» **Teks yang diberikan**:
Koalisi yang bergabung antara lain; Gemawan, LPS Air, Kontak Borneo, JARI, Pontianak Institute, dan WWF. Ikut pula berbagai elemen masyarakat, seperti seniman, budayawan, pengusaha, pegiat sosial, mahasiswa dan masyarakat umum.

Dalam aksi ini, Koalisi mendesak aparatur negara menindak tegas pelaku pembakaran lahan. Beni Sulistio, dari Swadesi mengatakan,  asap ini karena perusahaan sengaja membuka lahan. Dia berharap, aksi damai ini bisa membuka mata pemerintah serius mengatasi kabut asap yang berdampak pada masyarakat.

“Aparat hukum harus bertindak agar memberikan efek jera kepada pembakar hutan dan lahan,” kata Muhammad Lutharif, dari Kontak Rakyat Borneo.

Dia mengkritisi, penegak hukum belum menyasar perusahaan pembakar yang membuka lahan masif. Saat ini, yang ditangkap baru perorangan atau masyarakat kecil. Padahal, penegak hukum bisa mengacu pada analisa hotspot, yang menunjukkan beberapa wilayah pemegang konsesi terdeteksi kebakaran.

Bahkan, sesuai aturan, jika ada kawasan dekat konsesi terbakar, perusahaan wajib memadamkan. Ketidakpedulian perusahaan, katanya, bisa mendapat sanksi. Penegak hukum, katanya, juga harus mencermati modus operandi perusahaan, yang mengupah masyarakat kecil membakar di luar konsesi.

Hermawani Putra, WWF Regional Leaders Kalimantan menambahkan, aparat hukum bisa meminta data kepada organisasi pegiat lingkungan terkait data perusahaan-perusahaan yang terindikasi membakar lahan. “Penegakan hukum di Kalbar, salah satu kunci mencegah kabut asap berulang,” katanya.

Dia mendesak, pemerintah daerah tidak abai kabut asap. Sebab, dampak asap tak hanya ekonomi juga kesehatan, dan pendidikan. “Anak sekolah harus terhambat karena libur, atau sakit karena paparan asap.”

» **Tugas singkat**: Menurut Hermawani Putra dalam teks tentang kabut asap, apa salah satu kunci untuk mencegah kabut asap berulang? Entri-entri ini tidak ada hubungannya dengan teks tentang kabut asap di atas.

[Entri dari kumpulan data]

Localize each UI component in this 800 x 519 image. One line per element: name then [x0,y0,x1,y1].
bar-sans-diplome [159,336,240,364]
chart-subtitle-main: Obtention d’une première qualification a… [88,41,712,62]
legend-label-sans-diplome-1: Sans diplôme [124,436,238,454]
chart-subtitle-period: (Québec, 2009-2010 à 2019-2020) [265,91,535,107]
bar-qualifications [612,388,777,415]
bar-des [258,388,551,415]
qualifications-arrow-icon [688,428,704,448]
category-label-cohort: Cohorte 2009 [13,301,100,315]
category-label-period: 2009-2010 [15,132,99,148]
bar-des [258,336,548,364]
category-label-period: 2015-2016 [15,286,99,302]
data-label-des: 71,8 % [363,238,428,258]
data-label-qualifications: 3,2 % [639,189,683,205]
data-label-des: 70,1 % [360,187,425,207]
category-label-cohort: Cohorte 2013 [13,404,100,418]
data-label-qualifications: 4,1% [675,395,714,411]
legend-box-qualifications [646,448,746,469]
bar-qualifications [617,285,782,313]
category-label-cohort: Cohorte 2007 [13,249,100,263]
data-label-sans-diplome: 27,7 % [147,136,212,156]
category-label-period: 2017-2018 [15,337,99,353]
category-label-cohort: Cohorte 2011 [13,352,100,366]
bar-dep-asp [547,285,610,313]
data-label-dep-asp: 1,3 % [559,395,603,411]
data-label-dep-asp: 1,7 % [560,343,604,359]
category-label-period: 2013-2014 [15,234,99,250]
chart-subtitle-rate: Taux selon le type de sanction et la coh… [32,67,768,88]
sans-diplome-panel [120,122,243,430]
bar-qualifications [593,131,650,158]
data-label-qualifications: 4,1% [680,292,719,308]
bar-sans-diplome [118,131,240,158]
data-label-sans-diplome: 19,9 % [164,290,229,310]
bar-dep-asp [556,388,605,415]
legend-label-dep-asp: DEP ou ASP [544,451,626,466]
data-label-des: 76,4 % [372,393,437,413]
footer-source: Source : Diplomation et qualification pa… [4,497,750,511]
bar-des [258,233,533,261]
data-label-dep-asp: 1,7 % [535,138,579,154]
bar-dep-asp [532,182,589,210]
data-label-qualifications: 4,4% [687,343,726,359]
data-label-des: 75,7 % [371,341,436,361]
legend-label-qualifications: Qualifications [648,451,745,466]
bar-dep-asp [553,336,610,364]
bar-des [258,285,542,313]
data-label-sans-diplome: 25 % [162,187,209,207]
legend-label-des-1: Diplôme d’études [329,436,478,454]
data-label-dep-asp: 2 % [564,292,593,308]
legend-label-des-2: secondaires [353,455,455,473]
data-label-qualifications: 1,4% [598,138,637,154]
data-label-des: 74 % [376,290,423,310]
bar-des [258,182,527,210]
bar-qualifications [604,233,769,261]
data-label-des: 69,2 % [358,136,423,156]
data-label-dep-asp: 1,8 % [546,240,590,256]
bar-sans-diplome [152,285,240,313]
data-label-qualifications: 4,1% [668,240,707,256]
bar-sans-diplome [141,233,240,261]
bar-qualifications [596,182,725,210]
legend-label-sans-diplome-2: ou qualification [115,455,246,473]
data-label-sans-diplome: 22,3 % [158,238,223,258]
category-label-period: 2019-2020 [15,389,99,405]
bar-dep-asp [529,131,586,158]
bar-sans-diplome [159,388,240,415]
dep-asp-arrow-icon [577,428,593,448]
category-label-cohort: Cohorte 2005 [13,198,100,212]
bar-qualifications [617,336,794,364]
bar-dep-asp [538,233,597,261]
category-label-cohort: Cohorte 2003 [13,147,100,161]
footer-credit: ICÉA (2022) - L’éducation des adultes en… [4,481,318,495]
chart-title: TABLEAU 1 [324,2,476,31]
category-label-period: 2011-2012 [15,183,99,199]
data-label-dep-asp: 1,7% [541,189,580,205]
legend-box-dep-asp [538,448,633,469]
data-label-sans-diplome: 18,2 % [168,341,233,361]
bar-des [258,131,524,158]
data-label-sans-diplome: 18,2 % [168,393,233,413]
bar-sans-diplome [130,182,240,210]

» **Jawaban lengkap**: Penegakan hukum di Kalbar.